• WHAT THIS TASK INVOLVES: Copy the data precisely, keeping every character.

• PROVIDED INFORMATION:
========================================

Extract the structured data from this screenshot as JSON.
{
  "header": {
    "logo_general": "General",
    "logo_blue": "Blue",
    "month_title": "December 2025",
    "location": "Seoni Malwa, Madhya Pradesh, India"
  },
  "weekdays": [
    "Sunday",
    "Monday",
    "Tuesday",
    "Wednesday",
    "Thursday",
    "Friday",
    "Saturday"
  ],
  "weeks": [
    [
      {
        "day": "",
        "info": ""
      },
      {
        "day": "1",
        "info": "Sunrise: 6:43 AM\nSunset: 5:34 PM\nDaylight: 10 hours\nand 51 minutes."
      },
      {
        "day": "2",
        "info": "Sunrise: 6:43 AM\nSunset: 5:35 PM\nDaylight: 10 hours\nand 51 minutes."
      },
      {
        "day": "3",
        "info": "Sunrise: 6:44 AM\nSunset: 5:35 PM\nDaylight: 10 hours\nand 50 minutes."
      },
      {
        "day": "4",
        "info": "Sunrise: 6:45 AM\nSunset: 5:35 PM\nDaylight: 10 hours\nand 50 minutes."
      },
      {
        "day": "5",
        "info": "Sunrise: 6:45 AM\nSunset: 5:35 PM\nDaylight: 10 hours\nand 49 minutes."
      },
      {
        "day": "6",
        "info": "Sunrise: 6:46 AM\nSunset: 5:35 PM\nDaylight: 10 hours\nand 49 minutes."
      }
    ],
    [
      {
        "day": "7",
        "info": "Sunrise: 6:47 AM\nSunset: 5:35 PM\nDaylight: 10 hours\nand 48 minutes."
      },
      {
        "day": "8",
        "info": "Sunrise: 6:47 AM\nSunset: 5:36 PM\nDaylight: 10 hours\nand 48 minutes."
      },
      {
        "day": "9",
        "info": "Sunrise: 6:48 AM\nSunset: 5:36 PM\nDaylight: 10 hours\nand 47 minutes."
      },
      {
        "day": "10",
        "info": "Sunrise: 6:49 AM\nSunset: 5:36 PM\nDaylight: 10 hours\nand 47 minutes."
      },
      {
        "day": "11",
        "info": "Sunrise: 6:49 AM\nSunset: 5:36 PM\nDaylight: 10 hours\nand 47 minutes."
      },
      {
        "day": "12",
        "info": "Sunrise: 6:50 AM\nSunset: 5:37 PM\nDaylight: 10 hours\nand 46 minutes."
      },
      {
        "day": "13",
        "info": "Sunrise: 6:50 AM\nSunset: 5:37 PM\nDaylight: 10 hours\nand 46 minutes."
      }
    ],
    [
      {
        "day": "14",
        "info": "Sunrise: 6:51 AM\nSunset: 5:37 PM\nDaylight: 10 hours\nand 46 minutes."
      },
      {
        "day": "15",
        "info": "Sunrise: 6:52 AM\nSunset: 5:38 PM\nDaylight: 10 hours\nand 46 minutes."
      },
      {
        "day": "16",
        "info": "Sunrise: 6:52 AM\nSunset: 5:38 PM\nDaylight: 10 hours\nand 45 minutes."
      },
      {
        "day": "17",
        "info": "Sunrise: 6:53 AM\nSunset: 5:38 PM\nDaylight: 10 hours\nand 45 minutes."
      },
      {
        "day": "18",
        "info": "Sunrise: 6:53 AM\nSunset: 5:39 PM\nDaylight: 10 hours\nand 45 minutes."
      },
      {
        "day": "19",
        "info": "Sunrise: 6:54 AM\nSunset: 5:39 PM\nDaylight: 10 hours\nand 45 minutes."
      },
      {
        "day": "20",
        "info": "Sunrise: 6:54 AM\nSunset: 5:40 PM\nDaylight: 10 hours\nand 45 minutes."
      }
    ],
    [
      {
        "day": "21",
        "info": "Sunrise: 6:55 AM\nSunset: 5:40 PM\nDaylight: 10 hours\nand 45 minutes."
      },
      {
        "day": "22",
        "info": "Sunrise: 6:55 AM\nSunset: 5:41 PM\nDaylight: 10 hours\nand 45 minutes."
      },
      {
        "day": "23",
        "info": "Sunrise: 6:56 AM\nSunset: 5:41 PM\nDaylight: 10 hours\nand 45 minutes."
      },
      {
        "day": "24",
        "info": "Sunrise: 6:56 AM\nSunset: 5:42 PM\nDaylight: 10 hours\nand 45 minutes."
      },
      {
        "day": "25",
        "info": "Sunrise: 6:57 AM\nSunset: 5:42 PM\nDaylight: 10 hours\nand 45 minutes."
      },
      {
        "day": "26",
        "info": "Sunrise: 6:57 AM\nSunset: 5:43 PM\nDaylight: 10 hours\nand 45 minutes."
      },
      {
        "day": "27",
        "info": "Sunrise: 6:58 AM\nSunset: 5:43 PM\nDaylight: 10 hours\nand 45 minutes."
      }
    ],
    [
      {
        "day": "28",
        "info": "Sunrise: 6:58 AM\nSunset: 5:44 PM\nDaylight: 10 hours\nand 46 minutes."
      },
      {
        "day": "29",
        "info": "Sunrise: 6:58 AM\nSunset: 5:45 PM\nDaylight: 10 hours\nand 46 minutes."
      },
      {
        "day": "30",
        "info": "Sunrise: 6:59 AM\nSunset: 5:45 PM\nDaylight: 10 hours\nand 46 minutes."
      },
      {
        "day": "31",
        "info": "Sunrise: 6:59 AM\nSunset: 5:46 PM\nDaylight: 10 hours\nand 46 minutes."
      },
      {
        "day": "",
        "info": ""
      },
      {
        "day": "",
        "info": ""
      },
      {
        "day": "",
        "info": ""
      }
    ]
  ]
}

========================================

• FINISHED ANSWER:
Extract the structured data from this screenshot as JSON.
{
  "header": {
    "logo_general": "General",
    "logo_blue": "Blue",
    "month_title": "December 2025",
    "location": "Seoni Malwa, Madhya Pradesh, India"
  },
  "weekdays": [
    "Sunday",
    "Monday",
    "Tuesday",
    "Wednesday",
    "Thursday",
    "Friday",
    "Saturday"
  ],
  "weeks": [
    [
      {
        "day": "",
        "info": ""
      },
      {
        "day": "1",
        "info": "Sunrise: 6:43 AM\nSunset: 5:34 PM\nDaylight: 10 hours\nand 51 minutes."
      },
      {
        "day": "2",
        "info": "Sunrise: 6:43 AM\nSunset: 5:35 PM\nDaylight: 10 hours\nand 51 minutes."
      },
      {
        "day": "3",
        "info": "Sunrise: 6:44 AM\nSunset: 5:35 PM\nDaylight: 10 hours\nand 50 minutes."
      },
      {
        "day": "4",
        "info": "Sunrise: 6:45 AM\nSunset: 5:35 PM\nDaylight: 10 hours\nand 50 minutes."
      },
      {
        "day": "5",
        "info": "Sunrise: 6:45 AM\nSunset: 5:35 PM\nDaylight: 10 hours\nand 49 minutes."
      },
      {
        "day": "6",
        "info": "Sunrise: 6:46 AM\nSunset: 5:35 PM\nDaylight: 10 hours\nand 49 minutes."
      }
    ],
    [
      {
        "day": "7",
        "info": "Sunrise: 6:47 AM\nSunset: 5:35 PM\nDaylight: 10 hours\nand 48 minutes."
      },
      {
        "day": "8",
        "info": "Sunrise: 6:47 AM\nSunset: 5:36 PM\nDaylight: 10 hours\nand 48 minutes."
      },
      {
        "day": "9",
        "info": "Sunrise: 6:48 AM\nSunset: 5:36 PM\nDaylight: 10 hours\nand 47 minutes."
      },
      {
        "day": "10",
        "info": "Sunrise: 6:49 AM\nSunset: 5:36 PM\nDaylight: 10 hours\nand 47 minutes."
      },
      {
        "day": "11",
        "info": "Sunrise: 6:49 AM\nSunset: 5:36 PM\nDaylight: 10 hours\nand 47 minutes."
      },
      {
        "day": "12",
        "info": "Sunrise: 6:50 AM\nSunset: 5:37 PM\nDaylight: 10 hours\nand 46 minutes."
      },
      {
        "day": "13",
        "info": "Sunrise: 6:50 AM\nSunset: 5:37 PM\nDaylight: 10 hours\nand 46 minutes."
      }
    ],
    [
      {
        "day": "14",
        "info": "Sunrise: 6:51 AM\nSunset: 5:37 PM\nDaylight: 10 hours\nand 46 minutes."
      },
      {
        "day": "15",
        "info": "Sunrise: 6:52 AM\nSunset: 5:38 PM\nDaylight: 10 hours\nand 46 minutes."
      },
      {
        "day": "16",
        "info": "Sunrise: 6:52 AM\nSunset: 5:38 PM\nDaylight: 10 hours\nand 45 minutes."
      },
      {
        "day": "17",
        "info": "Sunrise: 6:53 AM\nSunset: 5:38 PM\nDaylight: 10 hours\nand 45 minutes."
      },
      {
        "day": "18",
        "info": "Sunrise: 6:53 AM\nSunset: 5:39 PM\nDaylight: 10 hours\nand 45 minutes."
      },
      {
        "day": "19",
        "info": "Sunrise: 6:54 AM\nSunset: 5:39 PM\nDaylight: 10 hours\nand 45 minutes."
      },
      {
        "day": "20",
        "info": "Sunrise: 6:54 AM\nSunset: 5:40 PM\nDaylight: 10 hours\nand 45 minutes."
      }
    ],
    [
      {
        "day": "21",
        "info": "Sunrise: 6:55 AM\nSunset: 5:40 PM\nDaylight: 10 hours\nand 45 minutes."
      },
      {
        "day": "22",
        "info": "Sunrise: 6:55 AM\nSunset: 5:41 PM\nDaylight: 10 hours\nand 45 minutes."
      },
      {
        "day": "23",
        "info": "Sunrise: 6:56 AM\nSunset: 5:41 PM\nDaylight: 10 hours\nand 45 minutes."
      },
      {
        "day": "24",
        "info": "Sunrise: 6:56 AM\nSunset: 5:42 PM\nDaylight: 10 hours\nand 45 minutes."
      },
      {
        "day": "25",
        "info": "Sunrise: 6:57 AM\nSunset: 5:42 PM\nDaylight: 10 hours\nand 45 minutes."
      },
      {
        "day": "26",
        "info": "Sunrise: 6:57 AM\nSunset: 5:43 PM\nDaylight: 10 hours\nand 45 minutes."
      },
      {
        "day": "27",
        "info": "Sunrise: 6:58 AM\nSunset: 5:43 PM\nDaylight: 10 hours\nand 45 minutes."
      }
    ],
    [
      {
        "day": "28",
        "info": "Sunrise: 6:58 AM\nSunset: 5:44 PM\nDaylight: 10 hours\nand 46 minutes."
      },
      {
        "day": "29",
        "info": "Sunrise: 6:58 AM\nSunset: 5:45 PM\nDaylight: 10 hours\nand 46 minutes."
      },
      {
        "day": "30",
        "info": "Sunrise: 6:59 AM\nSunset: 5:45 PM\nDaylight: 10 hours\nand 46 minutes."
      },
      {
        "day": "31",
        "info": "Sunrise: 6:59 AM\nSunset: 5:46 PM\nDaylight: 10 hours\nand 46 minutes."
      },
      {
        "day": "",
        "info": ""
      },
      {
        "day": "",
        "info": ""
      },
      {
        "day": "",
        "info": ""
      }
    ]
  ]
}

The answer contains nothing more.